Dataset items:

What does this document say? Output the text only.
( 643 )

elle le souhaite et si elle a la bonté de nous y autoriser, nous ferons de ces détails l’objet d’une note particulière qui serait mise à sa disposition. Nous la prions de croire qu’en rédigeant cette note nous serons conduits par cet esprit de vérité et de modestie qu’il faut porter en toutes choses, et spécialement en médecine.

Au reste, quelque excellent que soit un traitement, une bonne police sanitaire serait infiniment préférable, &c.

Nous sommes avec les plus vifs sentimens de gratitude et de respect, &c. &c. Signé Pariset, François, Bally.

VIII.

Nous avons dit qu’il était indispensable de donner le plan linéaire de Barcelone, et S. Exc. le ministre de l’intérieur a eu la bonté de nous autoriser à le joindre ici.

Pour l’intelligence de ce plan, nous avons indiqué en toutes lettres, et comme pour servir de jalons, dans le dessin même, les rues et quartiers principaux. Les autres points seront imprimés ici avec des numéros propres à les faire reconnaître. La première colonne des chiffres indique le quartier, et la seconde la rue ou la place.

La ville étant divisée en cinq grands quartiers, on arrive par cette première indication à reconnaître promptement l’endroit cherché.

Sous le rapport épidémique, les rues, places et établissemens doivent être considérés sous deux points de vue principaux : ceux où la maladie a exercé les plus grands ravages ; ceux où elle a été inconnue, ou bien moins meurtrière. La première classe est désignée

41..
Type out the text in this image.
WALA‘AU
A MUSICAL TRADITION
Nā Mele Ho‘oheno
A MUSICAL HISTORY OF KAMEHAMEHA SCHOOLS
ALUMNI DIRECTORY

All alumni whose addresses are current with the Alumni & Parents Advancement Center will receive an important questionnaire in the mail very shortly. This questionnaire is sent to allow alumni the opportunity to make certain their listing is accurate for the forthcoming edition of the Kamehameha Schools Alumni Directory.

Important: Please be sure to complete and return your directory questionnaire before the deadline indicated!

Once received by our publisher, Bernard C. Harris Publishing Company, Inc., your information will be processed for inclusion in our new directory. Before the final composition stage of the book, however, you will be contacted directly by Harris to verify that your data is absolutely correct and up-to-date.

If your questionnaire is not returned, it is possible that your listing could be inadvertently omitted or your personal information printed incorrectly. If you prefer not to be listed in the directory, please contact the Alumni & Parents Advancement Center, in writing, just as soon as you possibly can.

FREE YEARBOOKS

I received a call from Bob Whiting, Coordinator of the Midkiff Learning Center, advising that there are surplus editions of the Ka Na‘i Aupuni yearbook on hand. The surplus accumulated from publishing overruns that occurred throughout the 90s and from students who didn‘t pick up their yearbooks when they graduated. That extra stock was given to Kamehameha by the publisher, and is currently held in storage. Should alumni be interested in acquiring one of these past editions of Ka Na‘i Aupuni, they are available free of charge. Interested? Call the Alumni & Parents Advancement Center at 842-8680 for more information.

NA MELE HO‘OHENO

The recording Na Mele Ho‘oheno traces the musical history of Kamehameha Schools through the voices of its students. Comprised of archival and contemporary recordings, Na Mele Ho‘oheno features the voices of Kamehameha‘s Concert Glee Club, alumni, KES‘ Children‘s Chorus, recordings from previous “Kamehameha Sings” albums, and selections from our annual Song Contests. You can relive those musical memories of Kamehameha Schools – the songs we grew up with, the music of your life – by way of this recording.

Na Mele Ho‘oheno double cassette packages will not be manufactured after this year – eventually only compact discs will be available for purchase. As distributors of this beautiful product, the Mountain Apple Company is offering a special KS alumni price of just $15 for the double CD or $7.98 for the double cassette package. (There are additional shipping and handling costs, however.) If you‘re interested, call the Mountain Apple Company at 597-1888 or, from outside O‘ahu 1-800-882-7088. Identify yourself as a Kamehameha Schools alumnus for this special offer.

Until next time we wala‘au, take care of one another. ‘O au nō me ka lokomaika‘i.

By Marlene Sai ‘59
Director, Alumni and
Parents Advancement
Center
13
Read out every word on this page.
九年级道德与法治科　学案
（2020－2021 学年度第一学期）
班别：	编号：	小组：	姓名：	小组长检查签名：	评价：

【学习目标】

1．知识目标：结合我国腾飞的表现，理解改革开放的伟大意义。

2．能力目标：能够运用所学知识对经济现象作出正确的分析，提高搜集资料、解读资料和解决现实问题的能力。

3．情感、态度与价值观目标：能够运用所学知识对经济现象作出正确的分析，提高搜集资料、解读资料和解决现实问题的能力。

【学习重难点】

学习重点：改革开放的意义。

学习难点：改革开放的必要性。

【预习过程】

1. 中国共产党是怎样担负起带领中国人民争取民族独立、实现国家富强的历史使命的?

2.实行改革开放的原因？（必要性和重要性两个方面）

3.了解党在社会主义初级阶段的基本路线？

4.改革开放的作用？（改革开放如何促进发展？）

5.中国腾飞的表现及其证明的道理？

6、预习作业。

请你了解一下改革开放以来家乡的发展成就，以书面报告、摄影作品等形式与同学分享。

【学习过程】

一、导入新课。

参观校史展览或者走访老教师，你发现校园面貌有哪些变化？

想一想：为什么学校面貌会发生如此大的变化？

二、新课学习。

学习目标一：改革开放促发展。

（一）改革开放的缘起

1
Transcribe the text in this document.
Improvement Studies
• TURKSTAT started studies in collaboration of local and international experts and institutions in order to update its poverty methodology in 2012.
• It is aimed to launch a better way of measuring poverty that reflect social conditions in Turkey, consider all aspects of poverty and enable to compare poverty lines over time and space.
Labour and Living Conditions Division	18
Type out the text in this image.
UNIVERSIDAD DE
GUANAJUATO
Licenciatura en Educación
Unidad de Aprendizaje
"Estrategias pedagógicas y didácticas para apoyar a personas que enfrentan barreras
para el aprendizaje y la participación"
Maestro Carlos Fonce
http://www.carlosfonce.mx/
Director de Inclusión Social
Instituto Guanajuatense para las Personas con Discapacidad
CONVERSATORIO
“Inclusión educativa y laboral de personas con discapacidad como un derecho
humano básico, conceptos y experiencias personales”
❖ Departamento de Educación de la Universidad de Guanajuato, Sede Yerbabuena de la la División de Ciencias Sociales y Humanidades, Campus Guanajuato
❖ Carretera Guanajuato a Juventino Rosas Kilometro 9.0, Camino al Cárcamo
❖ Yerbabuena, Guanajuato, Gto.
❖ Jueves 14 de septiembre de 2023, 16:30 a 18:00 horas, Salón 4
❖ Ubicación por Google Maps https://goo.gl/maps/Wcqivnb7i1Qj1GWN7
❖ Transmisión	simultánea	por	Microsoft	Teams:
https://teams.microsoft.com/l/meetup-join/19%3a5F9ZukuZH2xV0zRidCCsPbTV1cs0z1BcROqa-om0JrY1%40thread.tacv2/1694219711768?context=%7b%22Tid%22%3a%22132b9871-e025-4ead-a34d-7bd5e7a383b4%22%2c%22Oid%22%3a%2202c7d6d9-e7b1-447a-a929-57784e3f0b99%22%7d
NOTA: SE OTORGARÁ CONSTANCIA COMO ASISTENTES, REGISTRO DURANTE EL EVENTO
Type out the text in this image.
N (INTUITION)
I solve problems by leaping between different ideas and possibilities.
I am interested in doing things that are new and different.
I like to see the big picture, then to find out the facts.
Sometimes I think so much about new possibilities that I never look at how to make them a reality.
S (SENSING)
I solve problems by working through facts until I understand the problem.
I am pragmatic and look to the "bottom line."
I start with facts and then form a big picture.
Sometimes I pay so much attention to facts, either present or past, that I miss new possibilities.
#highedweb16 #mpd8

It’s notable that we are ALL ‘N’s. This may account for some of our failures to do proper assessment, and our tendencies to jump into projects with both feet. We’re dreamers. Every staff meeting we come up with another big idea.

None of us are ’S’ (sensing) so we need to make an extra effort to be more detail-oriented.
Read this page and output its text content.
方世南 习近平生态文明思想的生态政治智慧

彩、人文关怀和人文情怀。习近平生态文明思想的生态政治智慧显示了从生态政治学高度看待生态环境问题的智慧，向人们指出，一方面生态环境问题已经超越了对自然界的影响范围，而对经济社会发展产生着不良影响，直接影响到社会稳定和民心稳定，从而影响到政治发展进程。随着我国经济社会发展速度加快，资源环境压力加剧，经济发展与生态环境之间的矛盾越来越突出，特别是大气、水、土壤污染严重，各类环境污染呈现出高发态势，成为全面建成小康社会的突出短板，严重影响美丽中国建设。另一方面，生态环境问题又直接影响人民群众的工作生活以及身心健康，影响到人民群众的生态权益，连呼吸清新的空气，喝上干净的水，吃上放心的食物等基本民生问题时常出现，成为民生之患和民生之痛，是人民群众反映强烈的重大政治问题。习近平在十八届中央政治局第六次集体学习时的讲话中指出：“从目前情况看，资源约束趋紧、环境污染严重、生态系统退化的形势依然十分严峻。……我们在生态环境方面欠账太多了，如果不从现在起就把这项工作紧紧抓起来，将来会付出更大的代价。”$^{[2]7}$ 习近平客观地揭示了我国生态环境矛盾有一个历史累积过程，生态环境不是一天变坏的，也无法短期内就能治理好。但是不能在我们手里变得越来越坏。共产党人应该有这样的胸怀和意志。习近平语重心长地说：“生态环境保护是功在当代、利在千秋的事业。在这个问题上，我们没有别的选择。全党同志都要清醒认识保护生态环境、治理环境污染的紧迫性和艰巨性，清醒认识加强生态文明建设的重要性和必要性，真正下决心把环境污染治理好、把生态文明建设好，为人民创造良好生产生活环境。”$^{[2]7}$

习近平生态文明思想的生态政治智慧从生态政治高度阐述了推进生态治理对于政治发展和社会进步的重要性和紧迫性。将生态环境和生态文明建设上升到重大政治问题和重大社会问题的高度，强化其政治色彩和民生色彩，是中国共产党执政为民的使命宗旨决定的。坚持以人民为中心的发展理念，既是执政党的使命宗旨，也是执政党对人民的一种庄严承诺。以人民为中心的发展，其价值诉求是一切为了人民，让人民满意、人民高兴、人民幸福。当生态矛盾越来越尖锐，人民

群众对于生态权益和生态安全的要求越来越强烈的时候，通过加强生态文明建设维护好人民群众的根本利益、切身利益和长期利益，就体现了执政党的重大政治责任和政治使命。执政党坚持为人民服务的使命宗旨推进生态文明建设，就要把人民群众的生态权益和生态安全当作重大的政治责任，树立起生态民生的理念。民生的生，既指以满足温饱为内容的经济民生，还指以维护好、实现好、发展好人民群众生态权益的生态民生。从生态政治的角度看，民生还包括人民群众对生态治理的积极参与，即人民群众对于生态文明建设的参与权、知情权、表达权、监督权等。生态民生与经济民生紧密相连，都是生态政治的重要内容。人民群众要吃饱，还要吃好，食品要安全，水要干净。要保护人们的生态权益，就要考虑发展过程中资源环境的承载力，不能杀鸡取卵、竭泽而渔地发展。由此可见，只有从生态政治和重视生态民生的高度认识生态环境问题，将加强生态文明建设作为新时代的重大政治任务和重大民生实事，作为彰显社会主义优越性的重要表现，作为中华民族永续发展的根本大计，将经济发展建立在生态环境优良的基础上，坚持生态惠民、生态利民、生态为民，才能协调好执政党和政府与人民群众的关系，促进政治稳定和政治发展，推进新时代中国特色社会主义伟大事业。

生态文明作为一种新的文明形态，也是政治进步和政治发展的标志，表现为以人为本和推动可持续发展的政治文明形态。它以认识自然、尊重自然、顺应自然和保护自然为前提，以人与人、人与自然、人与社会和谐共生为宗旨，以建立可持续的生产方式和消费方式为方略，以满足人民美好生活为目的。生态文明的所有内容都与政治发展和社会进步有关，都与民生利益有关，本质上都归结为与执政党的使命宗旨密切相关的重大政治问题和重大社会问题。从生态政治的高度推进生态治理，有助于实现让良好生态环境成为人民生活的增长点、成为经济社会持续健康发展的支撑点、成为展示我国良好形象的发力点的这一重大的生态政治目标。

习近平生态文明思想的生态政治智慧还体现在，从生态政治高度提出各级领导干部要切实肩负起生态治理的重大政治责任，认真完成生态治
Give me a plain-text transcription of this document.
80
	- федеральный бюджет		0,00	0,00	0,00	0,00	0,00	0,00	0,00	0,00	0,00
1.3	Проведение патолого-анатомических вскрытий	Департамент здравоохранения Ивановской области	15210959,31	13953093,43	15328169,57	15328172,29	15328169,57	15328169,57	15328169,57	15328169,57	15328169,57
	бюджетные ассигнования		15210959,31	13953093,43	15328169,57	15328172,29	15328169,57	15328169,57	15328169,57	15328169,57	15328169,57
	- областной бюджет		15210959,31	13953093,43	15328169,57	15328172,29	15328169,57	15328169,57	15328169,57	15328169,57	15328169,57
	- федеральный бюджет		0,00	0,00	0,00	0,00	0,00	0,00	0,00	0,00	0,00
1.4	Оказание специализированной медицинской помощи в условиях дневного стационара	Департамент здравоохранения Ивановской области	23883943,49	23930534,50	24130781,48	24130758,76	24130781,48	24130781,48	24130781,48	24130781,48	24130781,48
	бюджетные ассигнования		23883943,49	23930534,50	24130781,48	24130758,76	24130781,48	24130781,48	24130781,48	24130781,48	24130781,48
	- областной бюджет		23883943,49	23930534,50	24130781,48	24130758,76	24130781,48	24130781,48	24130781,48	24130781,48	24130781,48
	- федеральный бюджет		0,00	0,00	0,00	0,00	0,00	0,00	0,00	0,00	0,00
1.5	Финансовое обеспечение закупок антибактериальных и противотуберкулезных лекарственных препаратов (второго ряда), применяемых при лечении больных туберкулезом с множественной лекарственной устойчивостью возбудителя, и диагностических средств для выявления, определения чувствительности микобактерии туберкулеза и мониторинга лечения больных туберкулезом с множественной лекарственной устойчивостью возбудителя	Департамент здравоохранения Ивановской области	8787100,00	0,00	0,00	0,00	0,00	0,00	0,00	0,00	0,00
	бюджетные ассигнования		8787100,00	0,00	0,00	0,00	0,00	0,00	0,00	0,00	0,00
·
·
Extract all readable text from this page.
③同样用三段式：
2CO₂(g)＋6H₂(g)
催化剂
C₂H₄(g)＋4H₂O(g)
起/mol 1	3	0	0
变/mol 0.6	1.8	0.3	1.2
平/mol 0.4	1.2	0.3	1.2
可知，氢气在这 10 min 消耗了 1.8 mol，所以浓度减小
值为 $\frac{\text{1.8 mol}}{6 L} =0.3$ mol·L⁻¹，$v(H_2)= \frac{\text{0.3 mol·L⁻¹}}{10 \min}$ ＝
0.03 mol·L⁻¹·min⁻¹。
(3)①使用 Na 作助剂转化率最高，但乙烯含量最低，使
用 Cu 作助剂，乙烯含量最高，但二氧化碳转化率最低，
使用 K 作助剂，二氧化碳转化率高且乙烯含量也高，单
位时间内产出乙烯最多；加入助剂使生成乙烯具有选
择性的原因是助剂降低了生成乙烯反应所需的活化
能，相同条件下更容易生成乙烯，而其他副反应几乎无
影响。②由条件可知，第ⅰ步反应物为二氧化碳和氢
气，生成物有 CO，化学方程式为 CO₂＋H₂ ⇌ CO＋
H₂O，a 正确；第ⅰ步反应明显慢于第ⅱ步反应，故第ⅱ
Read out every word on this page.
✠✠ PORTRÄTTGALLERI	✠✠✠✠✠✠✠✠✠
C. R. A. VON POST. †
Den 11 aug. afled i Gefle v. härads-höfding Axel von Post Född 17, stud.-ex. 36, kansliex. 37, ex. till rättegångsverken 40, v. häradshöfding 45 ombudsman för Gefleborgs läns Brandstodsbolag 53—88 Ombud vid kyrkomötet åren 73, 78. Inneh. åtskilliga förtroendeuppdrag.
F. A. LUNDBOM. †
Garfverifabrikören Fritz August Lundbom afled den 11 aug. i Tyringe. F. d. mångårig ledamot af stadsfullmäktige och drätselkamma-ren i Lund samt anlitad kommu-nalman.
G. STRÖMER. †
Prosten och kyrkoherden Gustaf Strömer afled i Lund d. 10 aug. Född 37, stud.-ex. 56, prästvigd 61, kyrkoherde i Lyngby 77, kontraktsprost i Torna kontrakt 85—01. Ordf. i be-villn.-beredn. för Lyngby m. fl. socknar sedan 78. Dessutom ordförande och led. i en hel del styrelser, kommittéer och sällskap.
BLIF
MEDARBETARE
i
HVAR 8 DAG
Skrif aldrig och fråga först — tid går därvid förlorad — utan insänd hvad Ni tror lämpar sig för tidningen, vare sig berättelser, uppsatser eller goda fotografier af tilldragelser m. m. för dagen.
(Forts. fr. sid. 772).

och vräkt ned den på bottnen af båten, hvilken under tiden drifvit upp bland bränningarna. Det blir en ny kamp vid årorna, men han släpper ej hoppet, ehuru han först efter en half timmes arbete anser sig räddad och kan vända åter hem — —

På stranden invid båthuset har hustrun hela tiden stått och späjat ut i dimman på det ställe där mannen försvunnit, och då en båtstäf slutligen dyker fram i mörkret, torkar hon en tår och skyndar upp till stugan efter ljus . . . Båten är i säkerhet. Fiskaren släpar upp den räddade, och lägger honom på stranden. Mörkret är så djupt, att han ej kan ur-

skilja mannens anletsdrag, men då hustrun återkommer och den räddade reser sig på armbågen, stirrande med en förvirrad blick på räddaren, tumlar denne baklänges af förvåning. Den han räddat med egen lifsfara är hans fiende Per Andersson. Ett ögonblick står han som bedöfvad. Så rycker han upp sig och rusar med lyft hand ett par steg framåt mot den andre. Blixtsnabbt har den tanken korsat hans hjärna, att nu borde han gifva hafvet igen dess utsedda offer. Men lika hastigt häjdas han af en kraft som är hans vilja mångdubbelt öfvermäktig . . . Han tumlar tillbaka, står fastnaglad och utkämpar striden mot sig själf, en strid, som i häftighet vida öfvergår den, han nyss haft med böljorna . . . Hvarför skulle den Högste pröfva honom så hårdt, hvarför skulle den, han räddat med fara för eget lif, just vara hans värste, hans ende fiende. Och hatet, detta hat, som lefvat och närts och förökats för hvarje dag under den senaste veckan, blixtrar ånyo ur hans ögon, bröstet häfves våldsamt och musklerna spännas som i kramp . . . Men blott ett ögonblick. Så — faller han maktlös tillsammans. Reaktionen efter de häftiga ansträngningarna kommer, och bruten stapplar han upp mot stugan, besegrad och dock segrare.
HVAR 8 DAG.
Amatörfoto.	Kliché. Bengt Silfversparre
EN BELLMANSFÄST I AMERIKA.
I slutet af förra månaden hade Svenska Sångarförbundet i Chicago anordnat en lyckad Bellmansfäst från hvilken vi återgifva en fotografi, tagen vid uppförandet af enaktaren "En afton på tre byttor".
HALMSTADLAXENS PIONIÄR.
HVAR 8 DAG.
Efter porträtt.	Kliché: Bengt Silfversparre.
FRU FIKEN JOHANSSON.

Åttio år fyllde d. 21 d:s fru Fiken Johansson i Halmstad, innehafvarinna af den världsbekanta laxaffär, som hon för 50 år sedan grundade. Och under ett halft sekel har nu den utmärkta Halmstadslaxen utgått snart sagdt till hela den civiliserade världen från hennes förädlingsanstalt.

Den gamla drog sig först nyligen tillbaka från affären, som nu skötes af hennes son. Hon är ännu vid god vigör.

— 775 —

▸ **Aim**
Write down every line of the data above that includes the string "more".

▸ **In response**
I received a call from Bob Whiting, Coordinator of the Midkiff Learning Center, advising that there are surplus editions of the Ka Na‘i Aupuni yearbook on hand. The surplus accumulated from publishing overruns that occurred throughout the 90s and from students who didn‘t pick up their yearbooks when they graduated. That extra stock was given to Kamehameha by the publisher, and is currently held in storage. Should alumni be interested in acquiring one of these past editions of Ka Na‘i Aupuni, they are available free of charge. Interested? Call the Alumni & Parents Advancement Center at 842-8680 for more information.
None of us are ’S’ (sensing) so we need to make an extra effort to be more detail-oriented.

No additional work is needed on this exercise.